> _Short exercise_:
Identify every line in the records below that contains the word "selection", and copy each of those lines.
--- Start of Exercise material ---
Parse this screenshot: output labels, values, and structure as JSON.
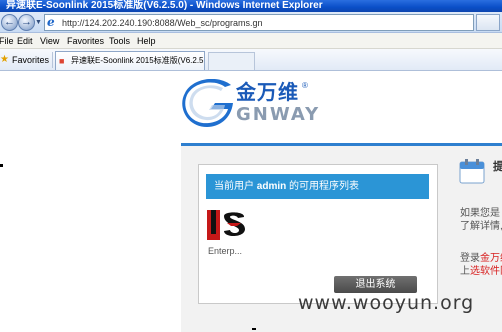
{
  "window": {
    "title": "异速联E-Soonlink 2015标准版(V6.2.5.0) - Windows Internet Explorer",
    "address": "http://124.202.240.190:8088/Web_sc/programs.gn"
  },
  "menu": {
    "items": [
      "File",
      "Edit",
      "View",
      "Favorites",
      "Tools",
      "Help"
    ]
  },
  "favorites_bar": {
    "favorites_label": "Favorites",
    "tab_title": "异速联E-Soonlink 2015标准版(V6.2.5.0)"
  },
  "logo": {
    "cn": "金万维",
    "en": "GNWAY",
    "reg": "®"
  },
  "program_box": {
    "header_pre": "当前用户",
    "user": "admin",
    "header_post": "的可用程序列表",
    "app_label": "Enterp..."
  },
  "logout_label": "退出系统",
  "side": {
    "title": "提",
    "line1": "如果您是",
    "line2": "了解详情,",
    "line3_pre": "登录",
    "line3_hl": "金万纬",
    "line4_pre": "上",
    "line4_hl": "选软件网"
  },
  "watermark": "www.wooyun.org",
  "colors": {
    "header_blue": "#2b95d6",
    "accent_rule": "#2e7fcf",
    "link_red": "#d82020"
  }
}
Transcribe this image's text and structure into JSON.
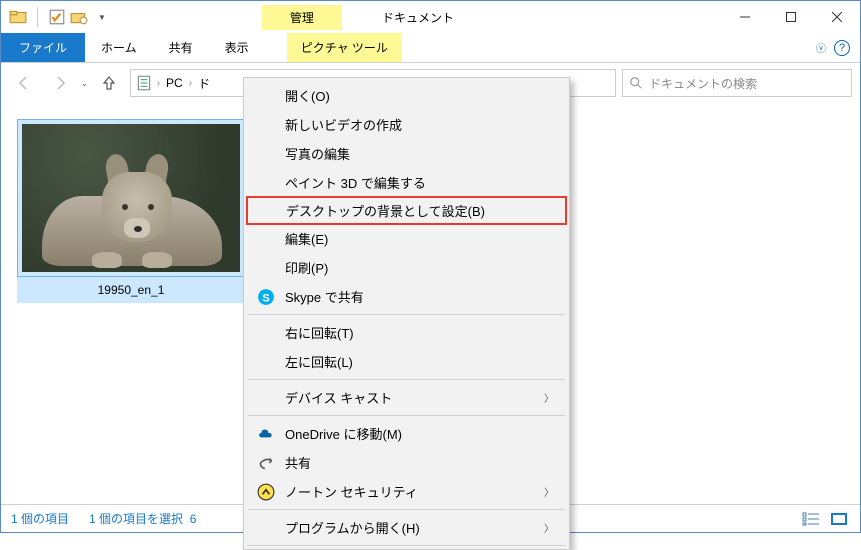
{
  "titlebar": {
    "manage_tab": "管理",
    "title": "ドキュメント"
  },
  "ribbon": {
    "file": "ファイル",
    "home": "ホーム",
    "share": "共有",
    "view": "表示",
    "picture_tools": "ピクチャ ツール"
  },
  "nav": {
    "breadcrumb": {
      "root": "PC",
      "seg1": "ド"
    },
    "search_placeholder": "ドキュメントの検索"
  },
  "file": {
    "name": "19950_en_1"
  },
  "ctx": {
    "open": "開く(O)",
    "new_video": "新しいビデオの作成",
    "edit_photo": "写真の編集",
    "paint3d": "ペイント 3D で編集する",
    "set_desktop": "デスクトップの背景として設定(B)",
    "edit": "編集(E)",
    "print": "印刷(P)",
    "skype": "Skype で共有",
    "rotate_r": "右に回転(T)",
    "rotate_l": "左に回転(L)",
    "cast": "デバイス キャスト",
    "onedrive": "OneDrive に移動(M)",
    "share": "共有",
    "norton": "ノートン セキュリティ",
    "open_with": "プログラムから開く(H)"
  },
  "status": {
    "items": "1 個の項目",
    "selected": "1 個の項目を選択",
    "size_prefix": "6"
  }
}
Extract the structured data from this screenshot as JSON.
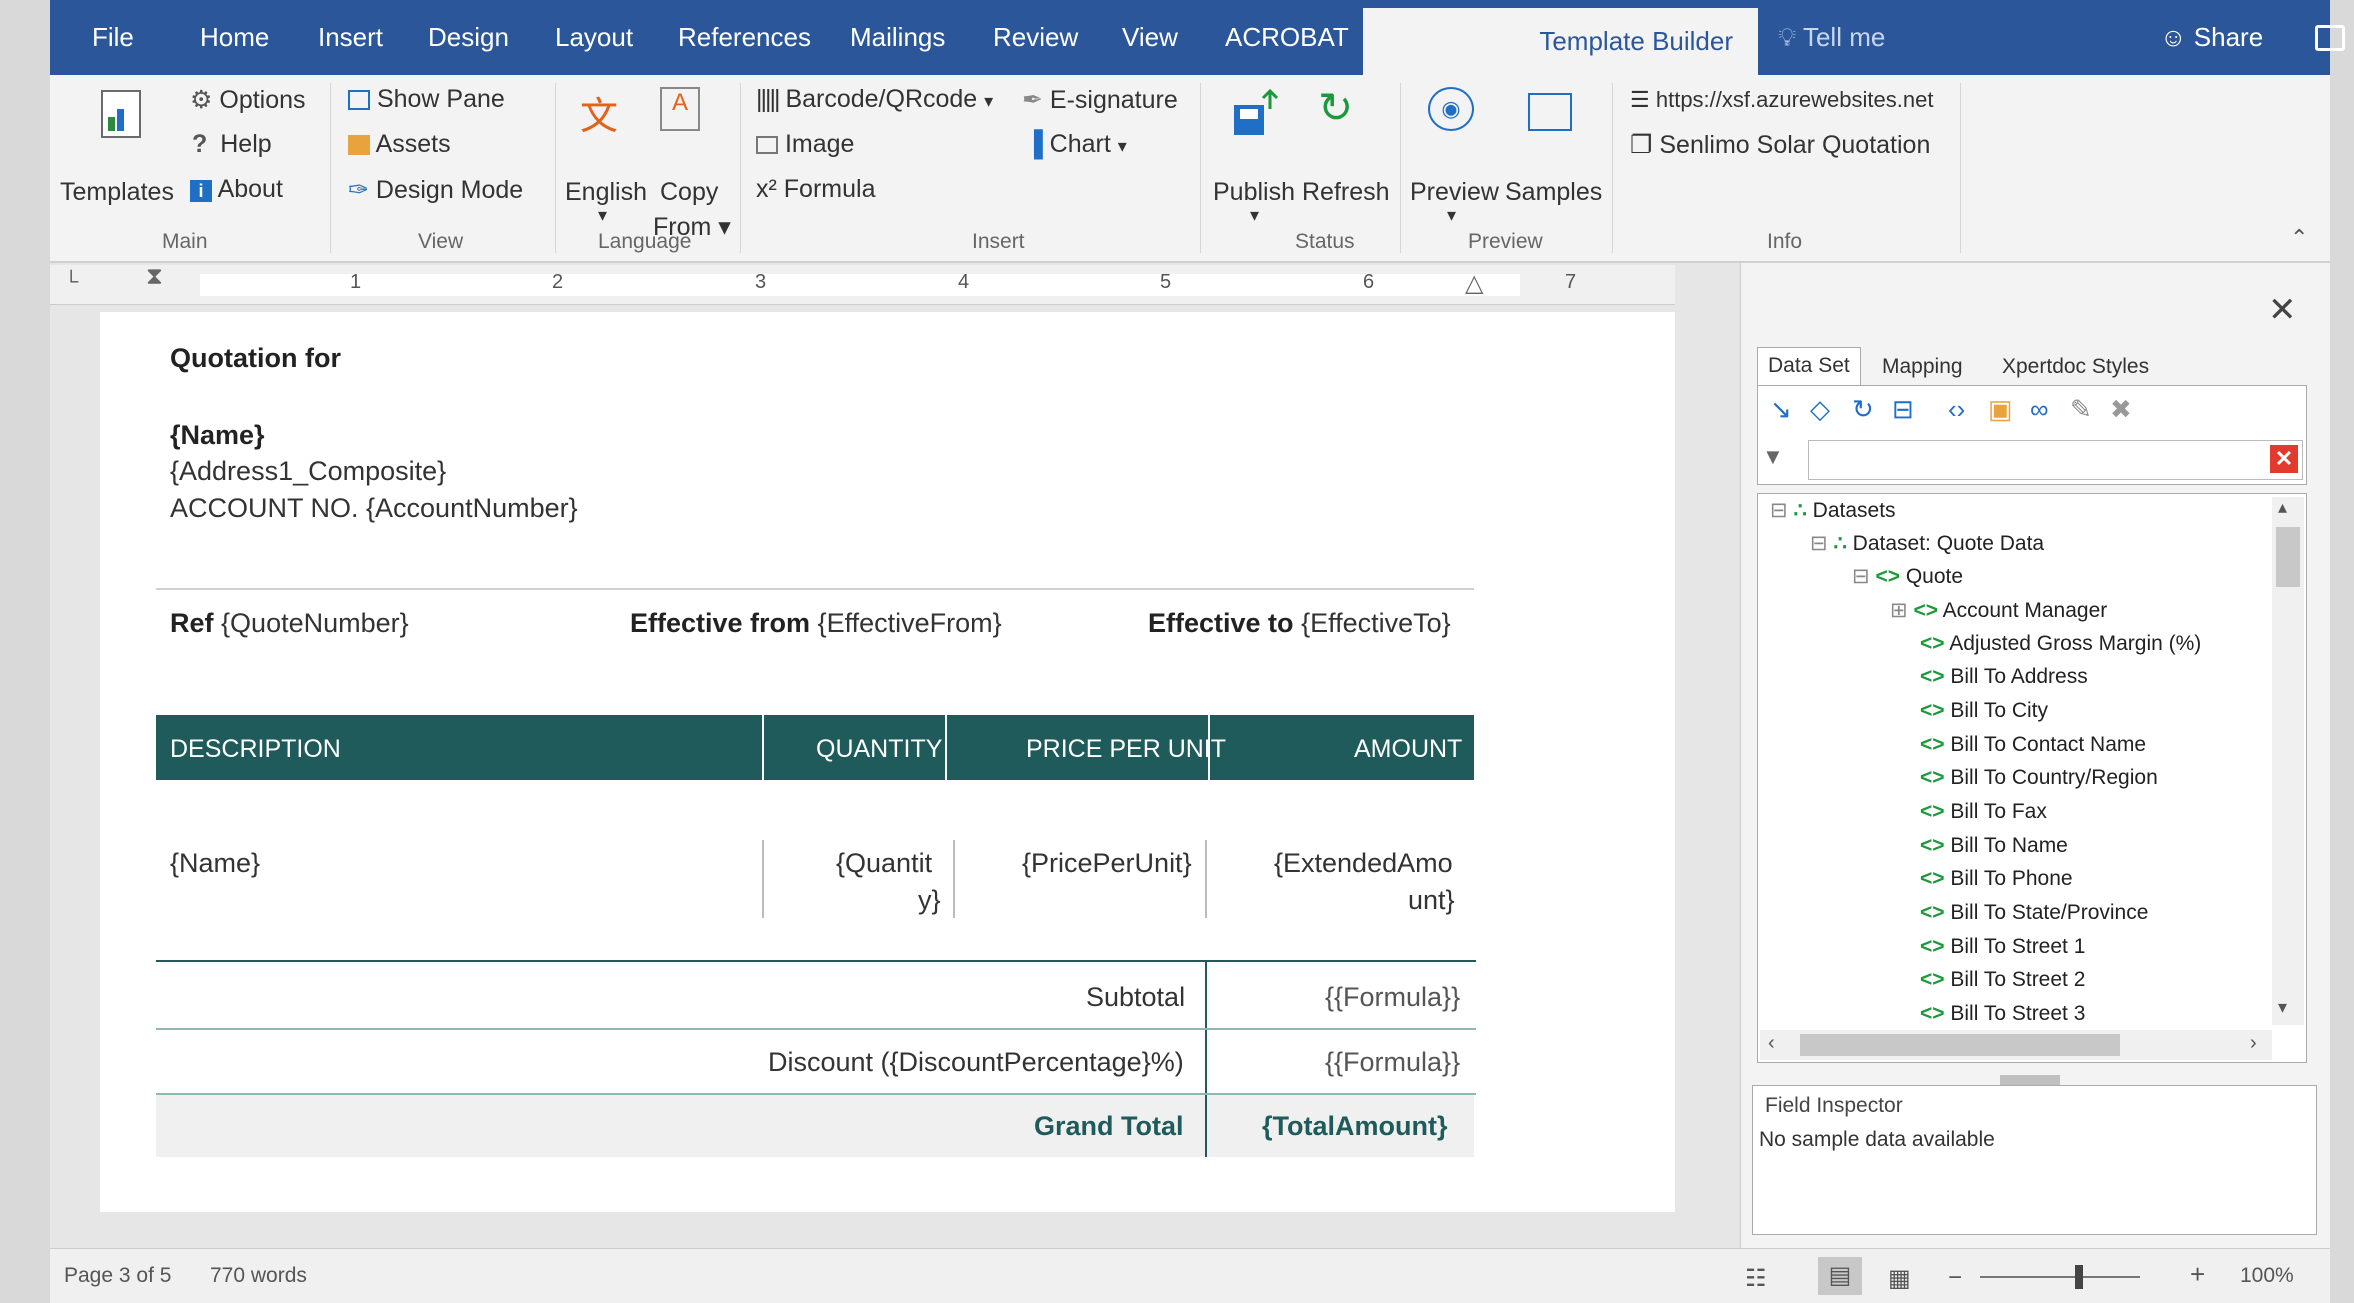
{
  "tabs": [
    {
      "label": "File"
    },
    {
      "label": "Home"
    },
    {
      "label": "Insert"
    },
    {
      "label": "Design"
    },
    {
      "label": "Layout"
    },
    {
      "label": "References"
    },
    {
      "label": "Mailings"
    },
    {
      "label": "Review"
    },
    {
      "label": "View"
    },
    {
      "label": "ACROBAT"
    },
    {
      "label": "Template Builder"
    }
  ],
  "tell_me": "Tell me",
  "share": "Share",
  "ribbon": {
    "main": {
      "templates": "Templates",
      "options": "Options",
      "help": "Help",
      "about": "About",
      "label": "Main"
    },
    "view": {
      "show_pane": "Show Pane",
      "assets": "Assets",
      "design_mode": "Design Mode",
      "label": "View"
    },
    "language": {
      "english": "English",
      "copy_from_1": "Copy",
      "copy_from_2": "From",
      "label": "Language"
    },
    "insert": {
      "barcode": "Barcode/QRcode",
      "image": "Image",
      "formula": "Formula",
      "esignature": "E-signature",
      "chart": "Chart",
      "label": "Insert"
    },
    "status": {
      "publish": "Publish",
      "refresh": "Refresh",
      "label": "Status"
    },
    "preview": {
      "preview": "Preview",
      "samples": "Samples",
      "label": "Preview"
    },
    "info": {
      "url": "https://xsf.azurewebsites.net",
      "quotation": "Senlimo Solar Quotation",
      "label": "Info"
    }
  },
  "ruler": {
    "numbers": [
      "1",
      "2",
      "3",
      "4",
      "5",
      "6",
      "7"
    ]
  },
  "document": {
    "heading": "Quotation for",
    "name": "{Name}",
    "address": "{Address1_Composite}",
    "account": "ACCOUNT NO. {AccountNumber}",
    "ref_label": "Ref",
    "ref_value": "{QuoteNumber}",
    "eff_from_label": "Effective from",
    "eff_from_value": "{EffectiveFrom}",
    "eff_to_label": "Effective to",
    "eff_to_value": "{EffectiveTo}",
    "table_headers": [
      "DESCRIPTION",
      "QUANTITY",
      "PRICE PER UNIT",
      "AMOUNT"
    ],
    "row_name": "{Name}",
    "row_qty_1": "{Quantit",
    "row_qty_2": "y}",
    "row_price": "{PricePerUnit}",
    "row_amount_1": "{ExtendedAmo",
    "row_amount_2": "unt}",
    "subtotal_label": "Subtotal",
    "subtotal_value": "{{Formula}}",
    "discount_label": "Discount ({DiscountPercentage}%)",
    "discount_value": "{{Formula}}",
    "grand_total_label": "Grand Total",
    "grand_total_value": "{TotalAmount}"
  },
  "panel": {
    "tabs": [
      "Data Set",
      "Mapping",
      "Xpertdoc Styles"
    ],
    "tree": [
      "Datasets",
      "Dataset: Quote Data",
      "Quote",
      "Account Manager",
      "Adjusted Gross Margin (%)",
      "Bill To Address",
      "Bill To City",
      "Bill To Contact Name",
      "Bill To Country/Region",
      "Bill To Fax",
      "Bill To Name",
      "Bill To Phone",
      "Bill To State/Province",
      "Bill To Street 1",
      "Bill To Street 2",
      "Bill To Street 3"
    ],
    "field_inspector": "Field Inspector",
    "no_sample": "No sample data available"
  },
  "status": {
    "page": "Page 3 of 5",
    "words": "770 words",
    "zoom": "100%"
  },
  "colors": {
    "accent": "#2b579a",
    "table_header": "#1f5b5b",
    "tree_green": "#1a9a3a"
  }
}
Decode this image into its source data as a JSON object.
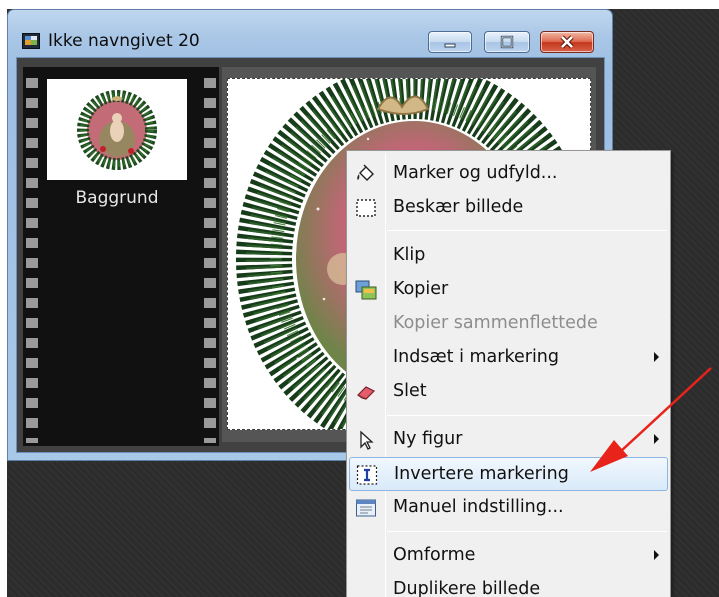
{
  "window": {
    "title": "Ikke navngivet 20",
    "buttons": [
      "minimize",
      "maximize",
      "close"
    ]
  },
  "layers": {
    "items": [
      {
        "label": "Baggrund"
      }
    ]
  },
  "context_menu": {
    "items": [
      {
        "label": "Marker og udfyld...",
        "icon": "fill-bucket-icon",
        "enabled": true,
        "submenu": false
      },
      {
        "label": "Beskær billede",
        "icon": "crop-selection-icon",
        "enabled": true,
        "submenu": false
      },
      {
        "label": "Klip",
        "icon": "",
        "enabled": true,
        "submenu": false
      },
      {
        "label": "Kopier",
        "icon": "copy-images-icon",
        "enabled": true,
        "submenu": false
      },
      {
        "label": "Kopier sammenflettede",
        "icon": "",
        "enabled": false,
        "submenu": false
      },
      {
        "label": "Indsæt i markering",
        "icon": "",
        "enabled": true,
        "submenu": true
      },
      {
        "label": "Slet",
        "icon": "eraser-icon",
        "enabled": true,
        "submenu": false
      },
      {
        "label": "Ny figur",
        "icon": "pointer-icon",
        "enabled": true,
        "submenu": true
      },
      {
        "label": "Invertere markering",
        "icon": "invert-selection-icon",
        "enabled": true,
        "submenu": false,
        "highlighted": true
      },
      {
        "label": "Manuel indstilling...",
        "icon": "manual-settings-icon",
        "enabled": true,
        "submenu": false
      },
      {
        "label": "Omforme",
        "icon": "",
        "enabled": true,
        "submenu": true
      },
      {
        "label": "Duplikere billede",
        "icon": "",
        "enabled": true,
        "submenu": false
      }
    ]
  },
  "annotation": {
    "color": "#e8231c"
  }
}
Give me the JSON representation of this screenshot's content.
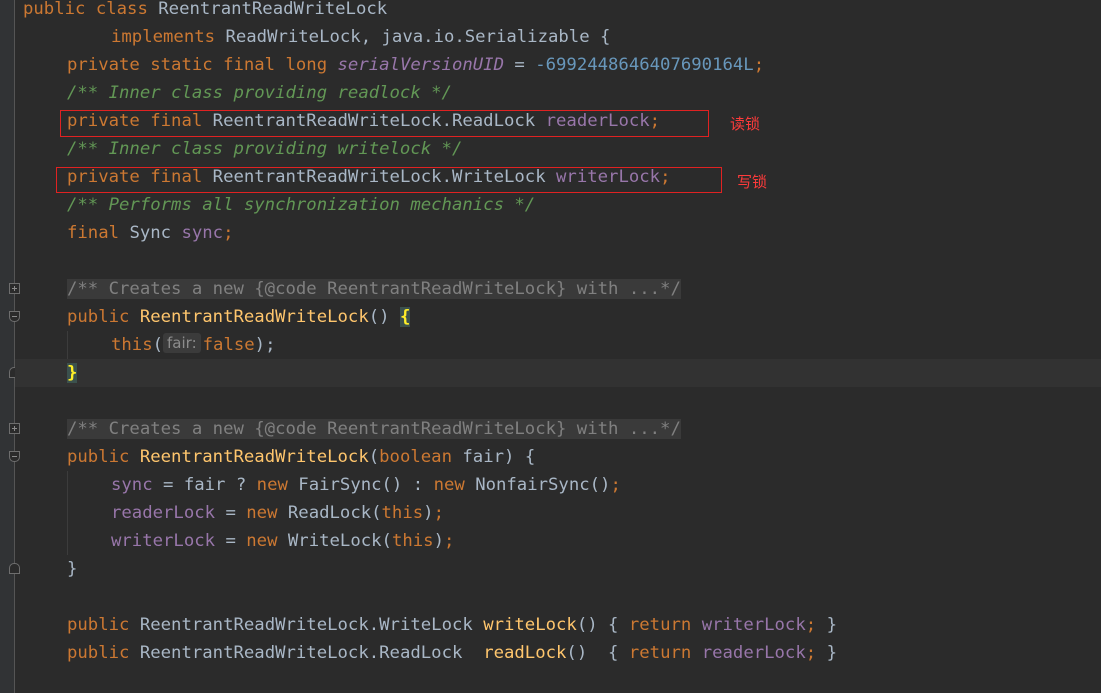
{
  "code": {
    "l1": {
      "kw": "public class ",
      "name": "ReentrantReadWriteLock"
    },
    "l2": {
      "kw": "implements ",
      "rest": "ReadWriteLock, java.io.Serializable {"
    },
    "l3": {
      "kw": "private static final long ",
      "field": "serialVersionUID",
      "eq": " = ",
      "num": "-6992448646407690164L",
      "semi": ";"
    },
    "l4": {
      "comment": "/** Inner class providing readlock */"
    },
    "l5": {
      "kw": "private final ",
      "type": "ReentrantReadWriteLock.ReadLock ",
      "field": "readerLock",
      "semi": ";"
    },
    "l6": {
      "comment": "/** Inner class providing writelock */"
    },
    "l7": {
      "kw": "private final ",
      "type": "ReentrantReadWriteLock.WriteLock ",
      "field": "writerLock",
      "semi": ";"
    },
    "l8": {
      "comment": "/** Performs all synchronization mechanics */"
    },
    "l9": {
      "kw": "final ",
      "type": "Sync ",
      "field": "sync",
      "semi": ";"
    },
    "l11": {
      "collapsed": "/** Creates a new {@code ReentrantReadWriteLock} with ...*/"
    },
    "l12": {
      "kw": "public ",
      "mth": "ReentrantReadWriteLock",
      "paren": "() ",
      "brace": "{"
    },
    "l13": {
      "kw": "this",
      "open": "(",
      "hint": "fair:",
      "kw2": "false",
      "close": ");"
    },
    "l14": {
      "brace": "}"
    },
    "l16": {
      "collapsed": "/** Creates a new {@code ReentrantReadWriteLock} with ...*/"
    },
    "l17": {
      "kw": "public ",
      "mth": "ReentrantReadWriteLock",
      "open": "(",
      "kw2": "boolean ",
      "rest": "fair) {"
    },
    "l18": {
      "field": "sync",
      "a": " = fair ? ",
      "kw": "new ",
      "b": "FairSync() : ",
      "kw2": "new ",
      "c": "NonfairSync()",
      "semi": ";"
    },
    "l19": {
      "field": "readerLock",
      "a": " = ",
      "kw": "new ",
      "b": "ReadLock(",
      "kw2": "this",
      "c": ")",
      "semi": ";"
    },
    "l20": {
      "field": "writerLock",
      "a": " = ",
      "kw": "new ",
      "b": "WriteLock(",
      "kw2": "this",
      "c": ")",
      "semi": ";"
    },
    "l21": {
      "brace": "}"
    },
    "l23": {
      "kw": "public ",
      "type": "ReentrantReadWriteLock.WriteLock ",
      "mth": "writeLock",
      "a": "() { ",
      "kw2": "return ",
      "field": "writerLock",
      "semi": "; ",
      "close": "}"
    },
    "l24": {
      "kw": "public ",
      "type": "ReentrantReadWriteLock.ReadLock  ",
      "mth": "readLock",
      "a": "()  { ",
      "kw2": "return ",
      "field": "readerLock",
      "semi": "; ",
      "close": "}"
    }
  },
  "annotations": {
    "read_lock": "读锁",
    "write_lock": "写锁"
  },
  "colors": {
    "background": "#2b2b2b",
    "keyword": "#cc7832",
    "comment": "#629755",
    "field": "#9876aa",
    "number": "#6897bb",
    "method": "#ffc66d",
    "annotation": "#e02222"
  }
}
--- End of Exercise material ---
> _Output_:
        "icon": "crop-selection-icon",
        "icon": "invert-selection-icon",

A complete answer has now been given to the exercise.